__Challenge__:
Would you output the whole listing below, exactly as it reads?

── Data in this exercise

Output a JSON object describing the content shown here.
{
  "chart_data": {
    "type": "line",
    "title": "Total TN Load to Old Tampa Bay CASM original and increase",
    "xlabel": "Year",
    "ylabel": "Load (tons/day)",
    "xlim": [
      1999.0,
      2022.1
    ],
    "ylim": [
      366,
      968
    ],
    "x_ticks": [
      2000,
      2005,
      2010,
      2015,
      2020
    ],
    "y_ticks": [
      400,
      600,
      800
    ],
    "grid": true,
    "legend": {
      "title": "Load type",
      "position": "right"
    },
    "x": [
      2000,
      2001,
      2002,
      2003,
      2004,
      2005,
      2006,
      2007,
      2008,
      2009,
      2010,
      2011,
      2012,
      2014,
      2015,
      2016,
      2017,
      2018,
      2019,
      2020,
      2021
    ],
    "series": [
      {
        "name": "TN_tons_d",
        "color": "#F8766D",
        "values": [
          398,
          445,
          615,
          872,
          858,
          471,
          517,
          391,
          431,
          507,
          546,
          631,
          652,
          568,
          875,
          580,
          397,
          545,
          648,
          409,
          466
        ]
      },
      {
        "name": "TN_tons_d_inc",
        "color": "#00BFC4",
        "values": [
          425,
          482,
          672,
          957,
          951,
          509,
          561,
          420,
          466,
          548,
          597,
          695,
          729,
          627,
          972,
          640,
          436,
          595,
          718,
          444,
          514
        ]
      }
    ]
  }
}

────

__Final result__:
Output a JSON object describing the content shown here.
{
  "chart_data": {
    "type": "line",
    "title": "Total TN Load to Old Tampa Bay CASM original and increase",
    "xlabel": "Year",
    "ylabel": "Load (tons/day)",
    "xlim": [
      1999.0,
      2022.1
    ],
    "ylim": [
      366,
      968
    ],
    "x_ticks": [
      2000,
      2005,
      2010,
      2015,
      2020
    ],
    "y_ticks": [
      400,
      600,
      800
    ],
    "grid": true,
    "legend": {
      "title": "Load type",
      "position": "right"
    },
    "x": [
      2000,
      2001,
      2002,
      2003,
      2004,
      2005,
      2006,
      2007,
      2008,
      2009,
      2010,
      2011,
      2012,
      2014,
      2015,
      2016,
      2017,
      2018,
      2019,
      2020,
      2021
    ],
    "series": [
      {
        "name": "TN_tons_d",
        "color": "#F8766D",
        "values": [
          398,
          445,
          615,
          872,
          858,
          471,
          517,
          391,
          431,
          507,
          546,
          631,
          652,
          568,
          875,
          580,
          397,
          545,
          648,
          409,
          466
        ]
      },
      {
        "name": "TN_tons_d_inc",
        "color": "#00BFC4",
        "values": [
          425,
          482,
          672,
          957,
          951,
          509,
          561,
          420,
          466,
          548,
          597,
          695,
          729,
          627,
          972,
          640,
          436,
          595,
          718,
          444,
          514
        ]
      }
    ]
  }
}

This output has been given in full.